Text extract:
Critical analysis of occupancy monitoring methods i.e. advantages, limitations, and comparisons of occupancy measurements techniques are outlined.
3.

Proposal of a novel camera-based occupancy monitoring system.
4.

Tangent Delay Ellipse Reflecting Cavity Map System (TD-ERCS) based pixels shuffling and diffusion for individuals privacy. This paper is organized as follows:

Literature review on different methodologies for occupancy estimation is given in Section 2. Advantages and limitation of these techniques are discussed in Section 3. Furthermore, in Section 3, we also summarized the occupancy techniques from building/zone size, the maximum number of people estimation, privacy issues, sample time and accuracies. A novel privacy preserved occupancy monitoring system is presented in Section 4. Conclusion is given in Section 5.

As shown in Figure 1, energy consumption can be minimised through different methods, i.e., improving building material, replacing the outdated heating/cooling system and providing occupancy information to smart HVAC system. However, the focus of this research article is on measurement techniques for obtaining occupancy information (total number of people in a space). Nevertheless, it is not simple to gather the number of people information inside buildings. For example, in non-residential buildings, diversity in occupancy and privacy concerns pose a bigger challenge in the occupancy detection and counting process. To solve the aforementioned issues and achieving fine-grained occupancy information, many solutions have been proposed in the literature. This article reviews the counting and detection acquisition methodologies from a plethora of literature. This study further outlines the advantages and limitations of different occupancy acquisition systems. In the last part of this paper, a secured camera-based occupancy monitoring system is proposed. Different security metrics such as correlation coefficient, entropy, contrast, number of pixels change rate and unified average change intensity etc., proves the security of the proposed occupancy system.

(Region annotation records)
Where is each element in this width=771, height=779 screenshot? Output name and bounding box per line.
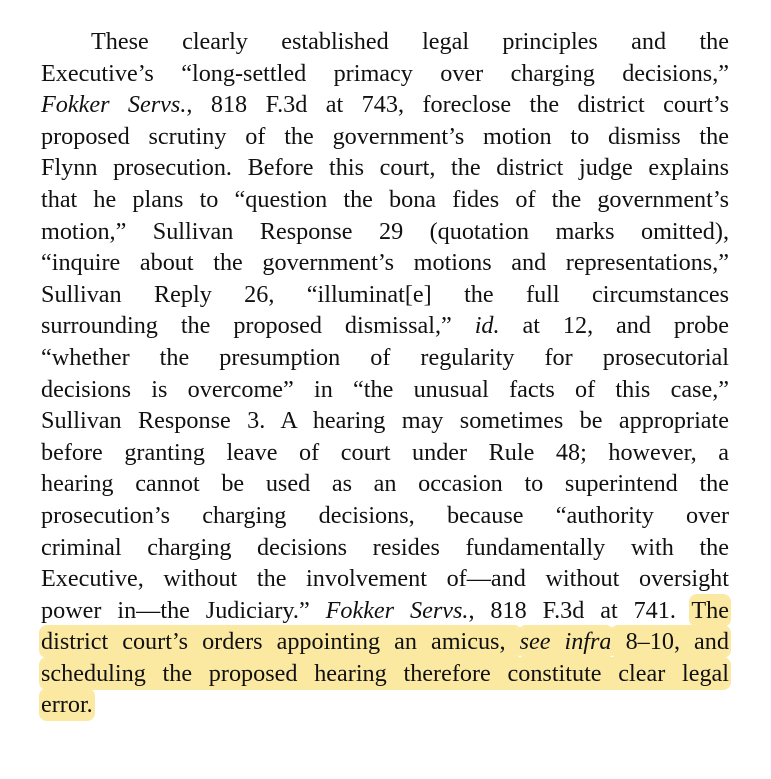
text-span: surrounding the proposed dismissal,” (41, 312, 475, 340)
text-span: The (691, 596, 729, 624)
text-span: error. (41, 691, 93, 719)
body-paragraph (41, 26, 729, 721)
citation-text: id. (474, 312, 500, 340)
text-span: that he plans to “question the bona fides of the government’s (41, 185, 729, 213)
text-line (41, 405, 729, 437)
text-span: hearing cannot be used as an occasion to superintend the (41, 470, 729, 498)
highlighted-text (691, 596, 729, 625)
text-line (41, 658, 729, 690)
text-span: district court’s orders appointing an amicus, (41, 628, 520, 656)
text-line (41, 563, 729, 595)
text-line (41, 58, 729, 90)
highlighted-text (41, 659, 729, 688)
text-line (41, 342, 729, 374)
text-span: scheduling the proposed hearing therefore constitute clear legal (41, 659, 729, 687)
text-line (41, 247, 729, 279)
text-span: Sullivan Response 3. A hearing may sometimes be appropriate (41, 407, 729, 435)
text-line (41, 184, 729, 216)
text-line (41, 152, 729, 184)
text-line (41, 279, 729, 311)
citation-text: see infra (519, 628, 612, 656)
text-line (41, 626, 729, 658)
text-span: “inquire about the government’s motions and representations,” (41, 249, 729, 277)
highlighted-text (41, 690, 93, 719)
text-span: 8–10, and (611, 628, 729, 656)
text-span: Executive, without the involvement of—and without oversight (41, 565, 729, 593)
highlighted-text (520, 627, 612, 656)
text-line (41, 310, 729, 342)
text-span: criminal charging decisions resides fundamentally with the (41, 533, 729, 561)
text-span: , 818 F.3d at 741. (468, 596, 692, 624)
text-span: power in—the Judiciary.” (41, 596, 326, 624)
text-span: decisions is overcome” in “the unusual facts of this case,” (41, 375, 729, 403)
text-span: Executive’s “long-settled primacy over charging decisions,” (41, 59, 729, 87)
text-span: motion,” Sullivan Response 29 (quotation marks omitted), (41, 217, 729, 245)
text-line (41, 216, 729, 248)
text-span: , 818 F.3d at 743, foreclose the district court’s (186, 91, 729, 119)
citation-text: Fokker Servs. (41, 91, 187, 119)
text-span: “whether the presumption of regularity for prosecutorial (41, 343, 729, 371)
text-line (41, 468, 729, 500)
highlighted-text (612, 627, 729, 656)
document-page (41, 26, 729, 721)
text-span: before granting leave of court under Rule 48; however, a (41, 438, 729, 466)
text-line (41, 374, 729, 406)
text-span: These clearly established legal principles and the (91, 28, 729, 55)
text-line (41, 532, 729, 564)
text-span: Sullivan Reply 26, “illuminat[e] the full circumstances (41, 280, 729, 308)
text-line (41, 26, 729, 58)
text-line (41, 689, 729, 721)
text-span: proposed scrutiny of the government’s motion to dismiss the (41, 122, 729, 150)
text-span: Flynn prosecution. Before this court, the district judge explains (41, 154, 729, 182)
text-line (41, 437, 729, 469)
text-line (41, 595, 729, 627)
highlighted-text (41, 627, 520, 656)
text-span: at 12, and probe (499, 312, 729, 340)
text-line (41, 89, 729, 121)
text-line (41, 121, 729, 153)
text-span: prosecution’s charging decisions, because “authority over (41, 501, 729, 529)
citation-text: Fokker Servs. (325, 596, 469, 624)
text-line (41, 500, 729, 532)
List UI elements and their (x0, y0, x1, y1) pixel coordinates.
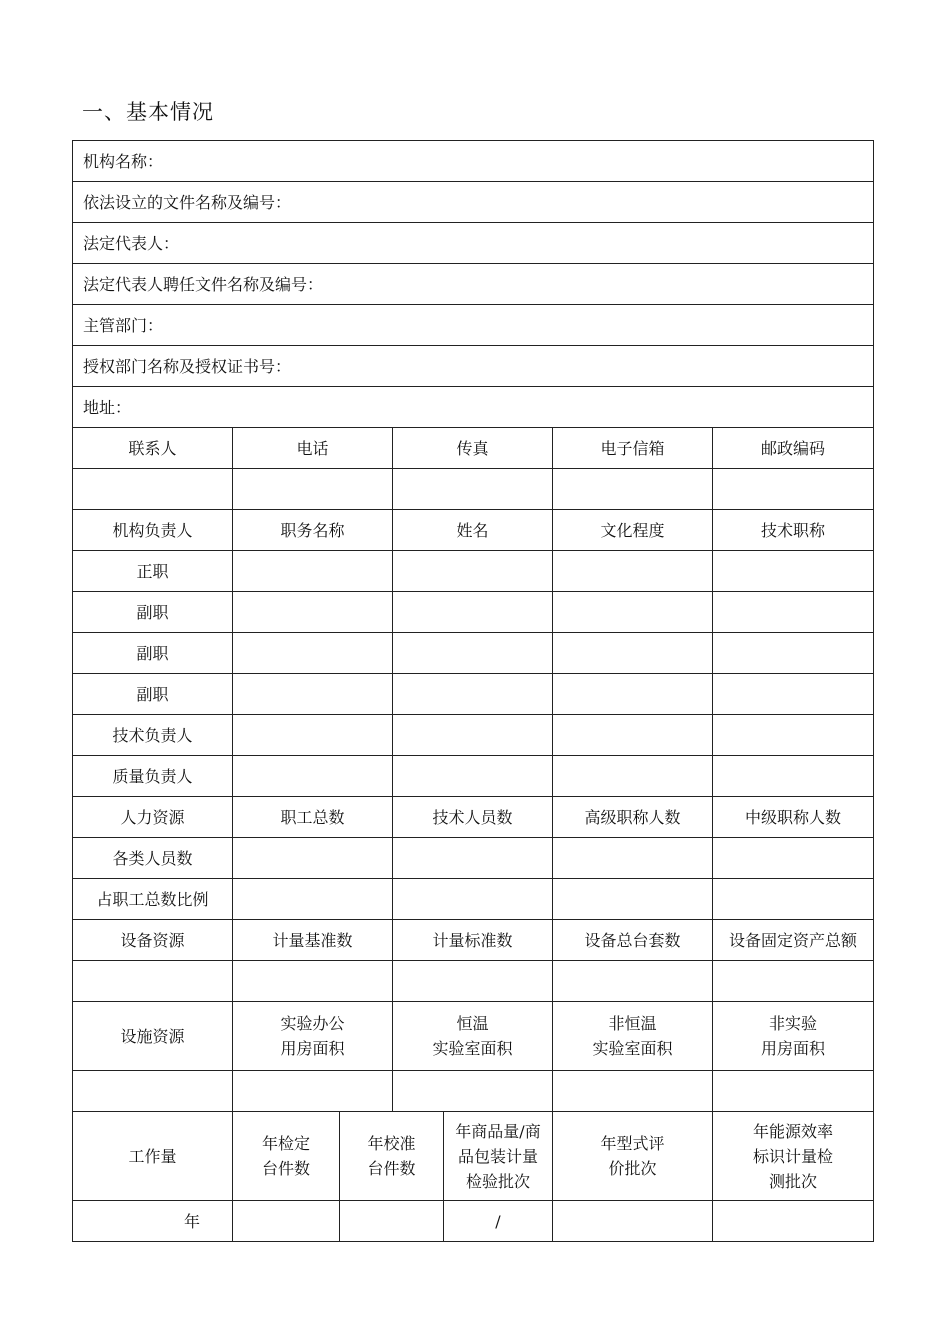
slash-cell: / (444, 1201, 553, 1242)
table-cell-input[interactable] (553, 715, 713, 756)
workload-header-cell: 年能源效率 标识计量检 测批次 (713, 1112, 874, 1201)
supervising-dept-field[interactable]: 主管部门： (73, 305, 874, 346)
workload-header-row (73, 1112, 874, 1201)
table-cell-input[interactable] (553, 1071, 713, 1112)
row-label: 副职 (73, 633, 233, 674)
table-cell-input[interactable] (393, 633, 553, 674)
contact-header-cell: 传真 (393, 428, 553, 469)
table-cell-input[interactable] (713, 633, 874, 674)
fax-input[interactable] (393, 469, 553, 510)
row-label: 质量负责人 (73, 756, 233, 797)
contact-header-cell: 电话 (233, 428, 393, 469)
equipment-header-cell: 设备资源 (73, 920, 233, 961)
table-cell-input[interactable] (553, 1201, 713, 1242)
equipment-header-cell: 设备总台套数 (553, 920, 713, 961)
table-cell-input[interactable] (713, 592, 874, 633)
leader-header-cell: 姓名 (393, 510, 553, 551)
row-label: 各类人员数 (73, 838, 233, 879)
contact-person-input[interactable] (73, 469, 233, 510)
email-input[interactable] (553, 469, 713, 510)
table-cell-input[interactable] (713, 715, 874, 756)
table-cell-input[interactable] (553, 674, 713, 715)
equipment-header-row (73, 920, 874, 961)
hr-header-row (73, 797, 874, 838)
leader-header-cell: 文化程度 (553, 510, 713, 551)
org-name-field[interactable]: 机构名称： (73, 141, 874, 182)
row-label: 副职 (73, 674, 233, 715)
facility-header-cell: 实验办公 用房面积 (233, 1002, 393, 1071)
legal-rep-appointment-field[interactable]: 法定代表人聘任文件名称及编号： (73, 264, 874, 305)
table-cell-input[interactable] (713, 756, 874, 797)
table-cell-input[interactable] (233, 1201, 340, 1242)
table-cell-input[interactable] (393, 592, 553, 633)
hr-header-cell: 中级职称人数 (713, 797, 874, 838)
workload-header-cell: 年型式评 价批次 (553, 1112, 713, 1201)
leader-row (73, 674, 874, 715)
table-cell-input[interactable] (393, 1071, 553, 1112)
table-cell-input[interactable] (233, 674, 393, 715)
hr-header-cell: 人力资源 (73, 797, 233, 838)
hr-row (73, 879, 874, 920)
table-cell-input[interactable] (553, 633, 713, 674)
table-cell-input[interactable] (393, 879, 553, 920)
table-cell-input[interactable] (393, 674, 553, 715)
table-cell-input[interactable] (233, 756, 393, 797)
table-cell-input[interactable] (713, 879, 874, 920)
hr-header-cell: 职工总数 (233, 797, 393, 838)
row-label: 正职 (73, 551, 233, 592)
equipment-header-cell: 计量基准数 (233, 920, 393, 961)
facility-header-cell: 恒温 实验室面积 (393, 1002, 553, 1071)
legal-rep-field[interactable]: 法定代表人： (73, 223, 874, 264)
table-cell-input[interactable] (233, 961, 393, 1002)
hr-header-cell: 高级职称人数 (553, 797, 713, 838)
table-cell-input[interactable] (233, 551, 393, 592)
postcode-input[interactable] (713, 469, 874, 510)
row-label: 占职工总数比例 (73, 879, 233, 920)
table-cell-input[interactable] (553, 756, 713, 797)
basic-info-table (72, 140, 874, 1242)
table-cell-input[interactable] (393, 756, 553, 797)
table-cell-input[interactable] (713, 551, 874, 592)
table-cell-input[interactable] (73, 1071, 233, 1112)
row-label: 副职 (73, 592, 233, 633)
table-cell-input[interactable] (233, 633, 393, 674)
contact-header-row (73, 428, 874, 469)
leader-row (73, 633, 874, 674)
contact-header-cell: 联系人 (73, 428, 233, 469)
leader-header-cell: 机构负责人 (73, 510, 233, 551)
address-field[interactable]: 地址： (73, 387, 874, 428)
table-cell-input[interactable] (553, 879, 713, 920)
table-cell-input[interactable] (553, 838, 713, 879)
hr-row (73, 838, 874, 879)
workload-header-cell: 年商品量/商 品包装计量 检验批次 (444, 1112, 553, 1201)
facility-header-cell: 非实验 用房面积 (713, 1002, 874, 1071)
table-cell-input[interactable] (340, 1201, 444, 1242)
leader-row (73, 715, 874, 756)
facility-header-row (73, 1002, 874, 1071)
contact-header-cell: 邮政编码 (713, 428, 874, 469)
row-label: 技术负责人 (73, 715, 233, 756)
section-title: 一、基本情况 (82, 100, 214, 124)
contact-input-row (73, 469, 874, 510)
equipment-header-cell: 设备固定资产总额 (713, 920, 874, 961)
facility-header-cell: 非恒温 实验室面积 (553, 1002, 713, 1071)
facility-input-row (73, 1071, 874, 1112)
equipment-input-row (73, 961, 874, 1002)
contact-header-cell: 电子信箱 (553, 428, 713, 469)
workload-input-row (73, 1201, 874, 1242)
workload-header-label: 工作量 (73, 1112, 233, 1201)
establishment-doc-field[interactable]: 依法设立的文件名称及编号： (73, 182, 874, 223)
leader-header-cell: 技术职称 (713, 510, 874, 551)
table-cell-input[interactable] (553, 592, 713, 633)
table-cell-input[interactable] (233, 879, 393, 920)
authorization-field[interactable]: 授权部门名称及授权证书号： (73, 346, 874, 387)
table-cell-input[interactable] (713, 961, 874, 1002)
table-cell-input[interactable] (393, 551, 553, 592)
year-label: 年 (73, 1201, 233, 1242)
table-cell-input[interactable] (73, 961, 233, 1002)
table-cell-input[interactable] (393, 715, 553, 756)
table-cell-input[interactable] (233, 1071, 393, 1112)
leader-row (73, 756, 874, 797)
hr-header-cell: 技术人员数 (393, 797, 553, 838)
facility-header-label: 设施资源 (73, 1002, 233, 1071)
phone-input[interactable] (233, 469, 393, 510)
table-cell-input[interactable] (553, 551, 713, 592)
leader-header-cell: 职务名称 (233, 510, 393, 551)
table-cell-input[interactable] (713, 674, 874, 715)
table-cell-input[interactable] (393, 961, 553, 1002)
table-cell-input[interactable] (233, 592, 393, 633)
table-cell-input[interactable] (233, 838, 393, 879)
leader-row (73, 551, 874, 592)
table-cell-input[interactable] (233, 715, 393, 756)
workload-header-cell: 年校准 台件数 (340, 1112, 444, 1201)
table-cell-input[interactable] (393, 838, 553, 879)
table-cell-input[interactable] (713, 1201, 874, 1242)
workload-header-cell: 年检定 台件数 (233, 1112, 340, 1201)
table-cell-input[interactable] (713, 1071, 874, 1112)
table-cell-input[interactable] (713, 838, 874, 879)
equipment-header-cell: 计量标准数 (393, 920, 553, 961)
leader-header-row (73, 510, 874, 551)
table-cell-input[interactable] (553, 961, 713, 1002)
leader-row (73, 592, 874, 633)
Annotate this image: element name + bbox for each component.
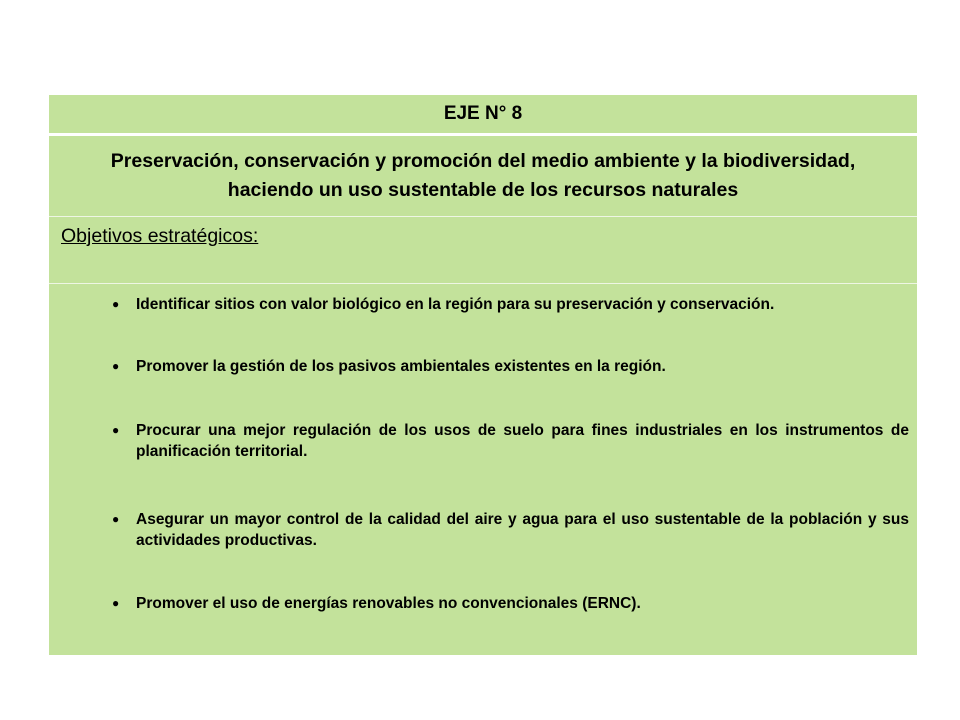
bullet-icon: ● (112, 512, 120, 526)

Problem set:
1. According to the text on occupancy monitoring, which section presents the novel privacy preserved occupancy monitoring system?
2. Carry on the text on occupancy monitoring, starting right after its final sentence.

Task results:
1. Section 4.

2.
2. Occupancy detection techniques

Melfi et al. developed the concept of presence across three dimension as shown in Figure 2 [17]. These three dimensions are the occupant, spatial and temporal resolutions. In occupant resolution, when resolution increases, accuracy and detail knowledge about occupancy and their behaviour increases. However, in HVAC energy optimisation process, the total number of occupants information (occupant) is sufficient [18]. In the literature, many measurement techniques are available. This section highlights some occupancy measurement techniques. The term ‘occupancy’ in the rest of paper is used to for people count/detection.

2.1 Occupancy measurement via camera

Through mounting a camera inside a room, not only number of people can be counted but their location can also be determined. A high-resolution camera network [19,20] can detect and count the number of people which can be further utilized in energy optimization processes. In order to save building energy, BODE project at the University of California dealt with occupancy measurement [21,22]. A distributed smart cameras object position estimation system known as SCOPE was developed which tracked the number of users and their motions [21,22]. The occupancy information obtained via camera is deployed in HVAC and lighting systems which reduced energy consumption [6]. Power-efficient Occupancy based Energy Measurement (POEM) comprises of wireless cameras called OPTNet for real-time occupancy measurement [23]. The occupancy measured data was used as an input to HVAC system for optimum conditioning [23]. The method proposed in [23] saved approximately 30% of energy. A high accurate occupant estimator, based on multiple vision sensor has been proposed in [24]. In this work [24], Liu et al. presented a dynamic Bayesian network-based method via the data obtained from multiple cameras. A variety of image detection systems in buildings demand driven control is available, however, due to various reasons, application of such systems are limited: (a) Installing a camera causes serious privacy concerns; (b) Expensive hardware for advanced signals processing and number of counting is required; (c) Image detection systems must be Line of Sight (LOS) so that it faces least or minimal obstructions. The same difficulties are also reported in [23]. Due to aforementioned reasons, the number of occupant via a camera or image sensors is not easy to measure. The most important is that a camera should be placed in a way that it should not violate the privacy of the occupants. In literature, alternatives are available through which one can find/estimate the number of occupant. These alternatives are Passive Infra-red and other environmental sensors which are discussed in the later part of this paper.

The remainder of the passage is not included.